• _What is required_: Determine which lines of the records include the word "Αὐτόν", and copy them.

• _Exercise material_:
====
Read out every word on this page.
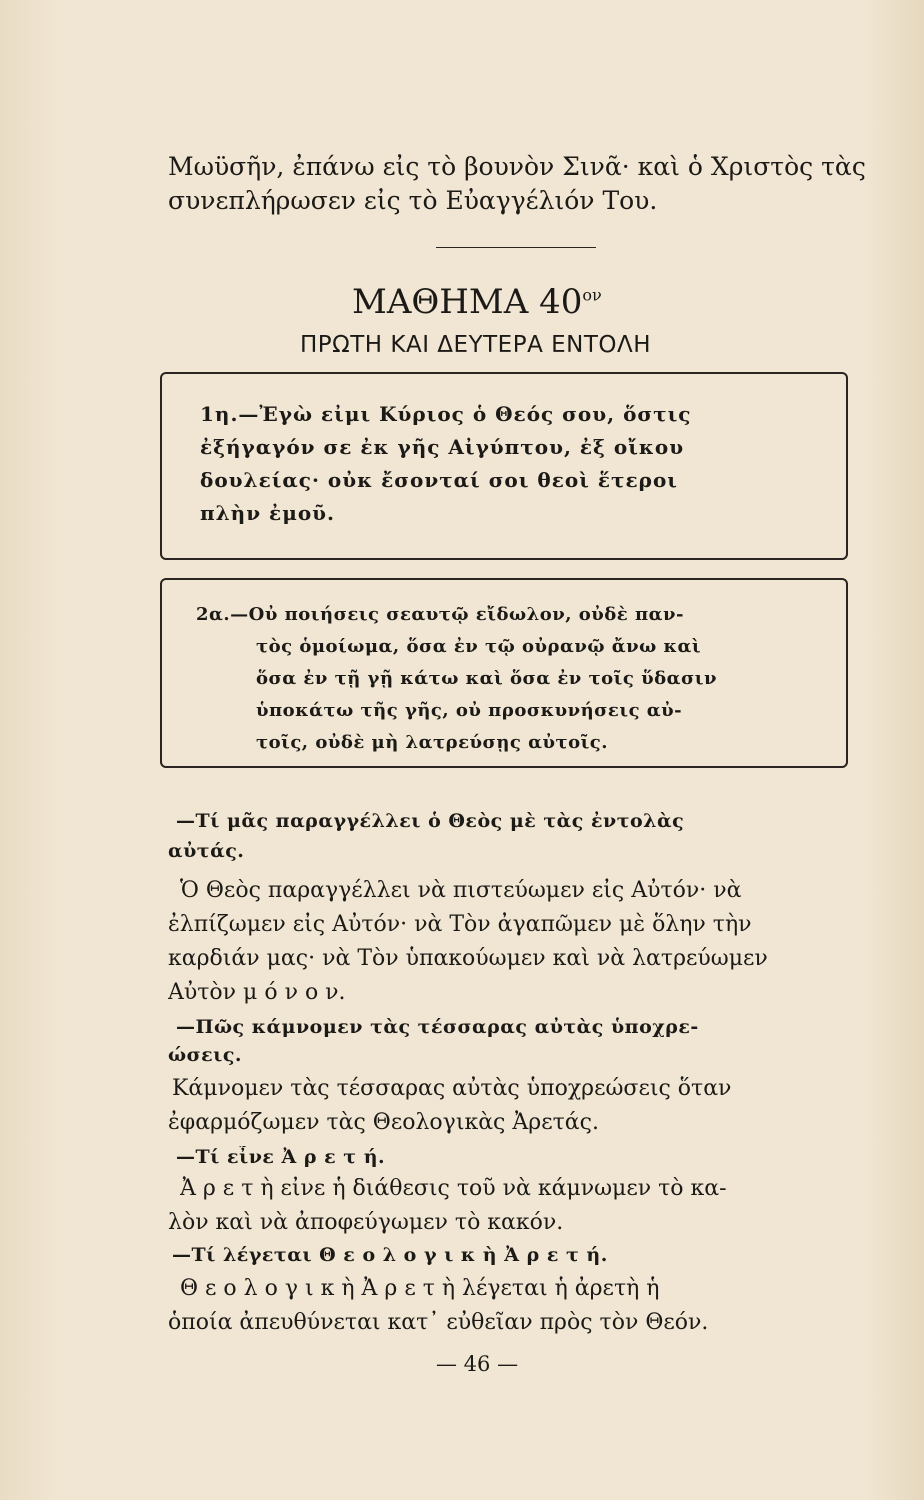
Μωϋσῆν, ἐπάνω εἰς τὸ βουνὸν Σινᾶ· καὶ ὁ Χριστὸς τὰς
συνεπλήρωσεν εἰς τὸ Εὐαγγέλιόν Του.
ΜΑΘΗΜΑ $40^{o\nu}$
ΠΡΩΤΗ ΚΑΙ ΔΕΥΤΕΡΑ ΕΝΤΟΛΗ
1η.—Ἐγὼ εἰμι Κύριος ὁ Θεός σου, ὅστις
ἐξήγαγόν σε ἐκ γῆς Αἰγύπτου, ἐξ οἴκου
δουλείας· οὐκ ἔσονταί σοι θεοὶ ἕτεροι
πλὴν ἐμοῦ.
2α.—Οὐ ποιήσεις σεαυτῷ εἴδωλον, οὐδὲ παν-
τὸς ὁμοίωμα, ὅσα ἐν τῷ οὐρανῷ ἄνω καὶ
ὅσα ἐν τῇ γῇ κάτω καὶ ὅσα ἐν τοῖς ὕδασιν
ὑποκάτω τῆς γῆς, οὐ προσκυνήσεις αὐ-
τοῖς, οὐδὲ μὴ λατρεύσῃς αὐτοῖς.
—Τί μᾶς παραγγέλλει ὁ Θεὸς μὲ τὰς ἐντολὰς
αὐτάς.
Ὁ Θεὸς παραγγέλλει νὰ πιστεύωμεν εἰς Αὐτόν· νὰ
ἐλπίζωμεν εἰς Αὐτόν· νὰ Τὸν ἀγαπῶμεν μὲ ὅλην τὴν
καρδιάν μας· νὰ Τὸν ὑπακούωμεν καὶ νὰ λατρεύωμεν
Αὐτὸν μ ό ν ο ν.
—Πῶς κάμνομεν τὰς τέσσαρας αὐτὰς ὑποχρε-
ώσεις.
Κάμνομεν τὰς τέσσαρας αὐτὰς ὑποχρεώσεις ὅταν
ἐφαρμόζωμεν τὰς Θεολογικὰς Ἀρετάς.
—Τί εἶνε Ἀ ρ ε τ ή.
Ἀ ρ ε τ ὴ εἶνε ἡ διάθεσις τοῦ νὰ κάμνωμεν τὸ κα-
λὸν καὶ νὰ ἀποφεύγωμεν τὸ κακόν.
—Τί λέγεται Θ ε ο λ ο γ ι κ ὴ Ἀ ρ ε τ ή.
Θ ε ο λ ο γ ι κ ὴ Ἀ ρ ε τ ὴ λέγεται ἡ ἀρετὴ ἡ
ὁποία ἀπευθύνεται κατ᾽ εὐθεῖαν πρὸς τὸν Θεόν.
— 46 —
====
• _Reply to the exercise_:
Ὁ Θεὸς παραγγέλλει νὰ πιστεύωμεν εἰς Αὐτόν· νὰ
ἐλπίζωμεν εἰς Αὐτόν· νὰ Τὸν ἀγαπῶμεν μὲ ὅλην τὴν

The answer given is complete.